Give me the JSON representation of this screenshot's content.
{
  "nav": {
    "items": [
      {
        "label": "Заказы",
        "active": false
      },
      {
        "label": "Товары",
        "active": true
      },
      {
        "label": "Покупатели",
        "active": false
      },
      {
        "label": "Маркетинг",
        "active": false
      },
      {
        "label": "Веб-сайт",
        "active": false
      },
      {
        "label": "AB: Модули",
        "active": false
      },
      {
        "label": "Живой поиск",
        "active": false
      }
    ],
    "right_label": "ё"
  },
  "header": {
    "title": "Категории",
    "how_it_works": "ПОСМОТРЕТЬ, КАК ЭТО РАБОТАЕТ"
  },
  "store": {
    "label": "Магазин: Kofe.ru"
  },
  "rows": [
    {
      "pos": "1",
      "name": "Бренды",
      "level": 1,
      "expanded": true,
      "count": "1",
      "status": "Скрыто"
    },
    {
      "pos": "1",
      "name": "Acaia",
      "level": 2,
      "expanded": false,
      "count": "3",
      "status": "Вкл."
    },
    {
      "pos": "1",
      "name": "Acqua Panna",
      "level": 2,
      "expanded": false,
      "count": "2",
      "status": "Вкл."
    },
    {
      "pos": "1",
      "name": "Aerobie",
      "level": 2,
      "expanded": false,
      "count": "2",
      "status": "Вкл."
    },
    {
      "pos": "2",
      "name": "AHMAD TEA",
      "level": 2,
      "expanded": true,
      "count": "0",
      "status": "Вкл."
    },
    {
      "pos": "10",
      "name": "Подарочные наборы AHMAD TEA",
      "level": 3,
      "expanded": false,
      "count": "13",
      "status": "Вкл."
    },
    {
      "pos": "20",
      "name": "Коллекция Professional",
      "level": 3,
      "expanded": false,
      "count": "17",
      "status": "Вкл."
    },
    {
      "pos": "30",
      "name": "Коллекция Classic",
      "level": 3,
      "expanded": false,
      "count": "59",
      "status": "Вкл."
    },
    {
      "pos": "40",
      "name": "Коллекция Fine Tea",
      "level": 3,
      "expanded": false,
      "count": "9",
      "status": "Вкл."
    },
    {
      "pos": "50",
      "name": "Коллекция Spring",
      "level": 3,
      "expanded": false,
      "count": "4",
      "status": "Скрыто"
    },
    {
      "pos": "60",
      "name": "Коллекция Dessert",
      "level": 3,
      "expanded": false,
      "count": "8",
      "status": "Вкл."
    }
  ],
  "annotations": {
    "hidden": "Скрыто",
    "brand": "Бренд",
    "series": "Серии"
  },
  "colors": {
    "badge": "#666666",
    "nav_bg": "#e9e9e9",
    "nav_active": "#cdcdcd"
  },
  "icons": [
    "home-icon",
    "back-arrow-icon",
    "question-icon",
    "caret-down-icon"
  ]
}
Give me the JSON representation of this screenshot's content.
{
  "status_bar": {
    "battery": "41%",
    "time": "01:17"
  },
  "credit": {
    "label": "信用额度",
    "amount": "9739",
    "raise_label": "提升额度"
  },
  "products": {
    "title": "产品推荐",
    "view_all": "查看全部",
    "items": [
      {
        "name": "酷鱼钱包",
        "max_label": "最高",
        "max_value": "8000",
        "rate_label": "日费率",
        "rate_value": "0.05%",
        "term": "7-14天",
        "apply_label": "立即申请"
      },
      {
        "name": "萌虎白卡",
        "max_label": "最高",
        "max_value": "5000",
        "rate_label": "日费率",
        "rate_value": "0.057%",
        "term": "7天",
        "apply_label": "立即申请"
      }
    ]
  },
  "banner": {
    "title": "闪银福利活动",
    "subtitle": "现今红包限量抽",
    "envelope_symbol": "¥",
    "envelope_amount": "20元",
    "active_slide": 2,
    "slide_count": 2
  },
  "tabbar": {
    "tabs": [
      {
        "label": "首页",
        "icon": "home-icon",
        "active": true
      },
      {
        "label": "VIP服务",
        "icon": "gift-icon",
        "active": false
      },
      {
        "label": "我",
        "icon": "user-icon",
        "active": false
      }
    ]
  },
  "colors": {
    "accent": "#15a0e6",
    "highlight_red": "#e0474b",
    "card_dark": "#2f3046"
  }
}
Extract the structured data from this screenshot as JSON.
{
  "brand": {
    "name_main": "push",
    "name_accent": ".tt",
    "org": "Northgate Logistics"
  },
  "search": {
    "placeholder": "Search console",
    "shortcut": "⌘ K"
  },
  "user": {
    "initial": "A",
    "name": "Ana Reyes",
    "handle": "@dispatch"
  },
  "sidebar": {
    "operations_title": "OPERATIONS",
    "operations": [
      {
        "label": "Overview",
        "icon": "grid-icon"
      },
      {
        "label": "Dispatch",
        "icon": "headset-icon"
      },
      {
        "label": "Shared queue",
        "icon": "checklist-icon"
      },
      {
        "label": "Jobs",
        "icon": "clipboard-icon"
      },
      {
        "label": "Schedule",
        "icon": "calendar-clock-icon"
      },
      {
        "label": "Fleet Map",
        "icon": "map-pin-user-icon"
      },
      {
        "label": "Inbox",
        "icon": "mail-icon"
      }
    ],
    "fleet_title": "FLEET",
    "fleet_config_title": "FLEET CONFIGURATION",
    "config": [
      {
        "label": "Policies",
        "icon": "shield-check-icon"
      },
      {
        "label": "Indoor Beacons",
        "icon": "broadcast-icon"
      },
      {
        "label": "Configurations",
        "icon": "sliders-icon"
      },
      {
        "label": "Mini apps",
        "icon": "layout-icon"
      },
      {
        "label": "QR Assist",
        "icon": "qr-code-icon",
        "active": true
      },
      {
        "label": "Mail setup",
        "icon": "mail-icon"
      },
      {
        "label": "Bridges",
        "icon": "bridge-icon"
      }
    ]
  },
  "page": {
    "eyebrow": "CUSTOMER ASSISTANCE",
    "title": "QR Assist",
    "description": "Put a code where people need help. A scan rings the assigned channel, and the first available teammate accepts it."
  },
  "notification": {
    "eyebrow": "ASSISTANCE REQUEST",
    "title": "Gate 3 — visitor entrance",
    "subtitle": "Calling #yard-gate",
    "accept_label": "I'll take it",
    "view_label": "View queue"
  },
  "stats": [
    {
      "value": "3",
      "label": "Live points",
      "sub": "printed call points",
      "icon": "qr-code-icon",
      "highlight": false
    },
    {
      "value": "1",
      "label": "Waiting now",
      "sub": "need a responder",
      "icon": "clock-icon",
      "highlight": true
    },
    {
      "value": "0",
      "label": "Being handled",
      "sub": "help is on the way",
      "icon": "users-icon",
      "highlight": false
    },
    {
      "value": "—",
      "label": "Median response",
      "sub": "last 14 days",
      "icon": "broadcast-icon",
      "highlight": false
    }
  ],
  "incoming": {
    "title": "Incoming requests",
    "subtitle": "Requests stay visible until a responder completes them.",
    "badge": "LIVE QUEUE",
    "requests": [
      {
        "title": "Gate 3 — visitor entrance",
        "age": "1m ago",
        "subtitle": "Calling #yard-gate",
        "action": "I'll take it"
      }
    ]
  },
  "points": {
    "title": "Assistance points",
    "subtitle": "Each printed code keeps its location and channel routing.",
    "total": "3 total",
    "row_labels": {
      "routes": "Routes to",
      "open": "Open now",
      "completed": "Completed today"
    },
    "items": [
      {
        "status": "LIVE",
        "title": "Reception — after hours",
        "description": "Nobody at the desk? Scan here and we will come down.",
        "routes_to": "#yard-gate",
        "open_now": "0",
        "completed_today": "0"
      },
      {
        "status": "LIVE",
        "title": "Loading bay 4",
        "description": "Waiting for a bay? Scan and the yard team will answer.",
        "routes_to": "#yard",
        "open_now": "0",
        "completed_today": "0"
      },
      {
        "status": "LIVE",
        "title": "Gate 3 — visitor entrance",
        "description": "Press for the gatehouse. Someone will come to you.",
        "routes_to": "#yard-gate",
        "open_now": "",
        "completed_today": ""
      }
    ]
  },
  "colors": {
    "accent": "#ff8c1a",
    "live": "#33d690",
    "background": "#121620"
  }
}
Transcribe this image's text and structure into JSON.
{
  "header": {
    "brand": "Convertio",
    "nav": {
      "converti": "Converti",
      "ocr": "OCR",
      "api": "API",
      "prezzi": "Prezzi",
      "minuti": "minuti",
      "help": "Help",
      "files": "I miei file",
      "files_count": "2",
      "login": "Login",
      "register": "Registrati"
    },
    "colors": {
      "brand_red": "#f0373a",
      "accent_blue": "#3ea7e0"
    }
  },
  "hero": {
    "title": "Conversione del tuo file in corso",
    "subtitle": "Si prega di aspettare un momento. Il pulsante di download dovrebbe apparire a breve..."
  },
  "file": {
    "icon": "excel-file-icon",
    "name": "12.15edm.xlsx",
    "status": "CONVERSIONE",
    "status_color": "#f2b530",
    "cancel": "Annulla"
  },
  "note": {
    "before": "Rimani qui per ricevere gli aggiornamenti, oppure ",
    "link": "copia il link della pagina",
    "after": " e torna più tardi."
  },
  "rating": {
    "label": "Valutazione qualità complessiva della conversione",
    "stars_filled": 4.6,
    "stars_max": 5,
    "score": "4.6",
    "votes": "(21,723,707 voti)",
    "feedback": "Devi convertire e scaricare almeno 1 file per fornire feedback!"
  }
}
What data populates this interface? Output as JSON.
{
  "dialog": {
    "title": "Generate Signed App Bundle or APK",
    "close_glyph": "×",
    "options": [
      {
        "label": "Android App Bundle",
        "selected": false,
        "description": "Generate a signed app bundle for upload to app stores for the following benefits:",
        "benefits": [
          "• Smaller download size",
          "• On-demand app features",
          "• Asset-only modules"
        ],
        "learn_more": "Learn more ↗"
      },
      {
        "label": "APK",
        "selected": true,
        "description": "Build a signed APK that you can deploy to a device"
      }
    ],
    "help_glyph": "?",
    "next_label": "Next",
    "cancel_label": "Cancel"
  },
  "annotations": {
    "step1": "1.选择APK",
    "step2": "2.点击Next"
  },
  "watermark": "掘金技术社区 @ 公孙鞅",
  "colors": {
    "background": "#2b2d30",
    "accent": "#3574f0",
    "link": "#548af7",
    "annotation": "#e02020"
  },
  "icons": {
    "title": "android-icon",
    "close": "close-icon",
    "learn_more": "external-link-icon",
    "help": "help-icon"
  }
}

|---|

--- Exercise goal ---
Look through the data and gather every line with the string "clock" in it.

--- Worked answer ---
        "icon": "calendar-clock-icon"
      "icon": "clock-icon",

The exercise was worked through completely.